Directive: Make an exact copy of the records, with the images left out.

Given records:
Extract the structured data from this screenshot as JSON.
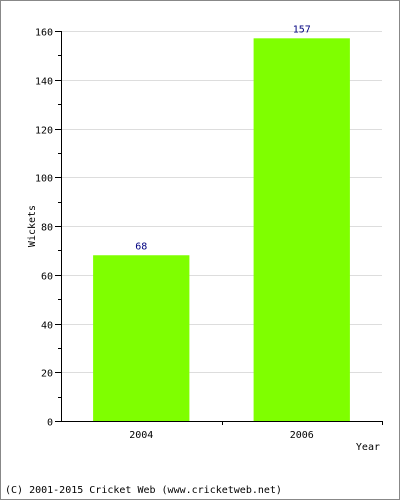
{
  "chart_data": {
    "type": "bar",
    "categories": [
      "2004",
      "2006"
    ],
    "values": [
      68,
      157
    ],
    "value_labels": [
      "68",
      "157"
    ],
    "xlabel": "Year",
    "ylabel": "Wickets",
    "ylim": [
      0,
      160
    ],
    "yticks": [
      "0",
      "20",
      "40",
      "60",
      "80",
      "100",
      "120",
      "140",
      "160"
    ],
    "grid": true,
    "bar_color": "#7fff00",
    "value_label_color": "#000080",
    "grid_color": "#dddddd"
  },
  "footer": {
    "copyright": "(C) 2001-2015 Cricket Web (www.cricketweb.net)"
  }
}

Task response:
Extract the structured data from this screenshot as JSON.
{
  "chart_data": {
    "type": "bar",
    "categories": [
      "2004",
      "2006"
    ],
    "values": [
      68,
      157
    ],
    "value_labels": [
      "68",
      "157"
    ],
    "xlabel": "Year",
    "ylabel": "Wickets",
    "ylim": [
      0,
      160
    ],
    "yticks": [
      "0",
      "20",
      "40",
      "60",
      "80",
      "100",
      "120",
      "140",
      "160"
    ],
    "grid": true,
    "bar_color": "#7fff00",
    "value_label_color": "#000080",
    "grid_color": "#dddddd"
  },
  "footer": {
    "copyright": "(C) 2001-2015 Cricket Web (www.cricketweb.net)"
  }
}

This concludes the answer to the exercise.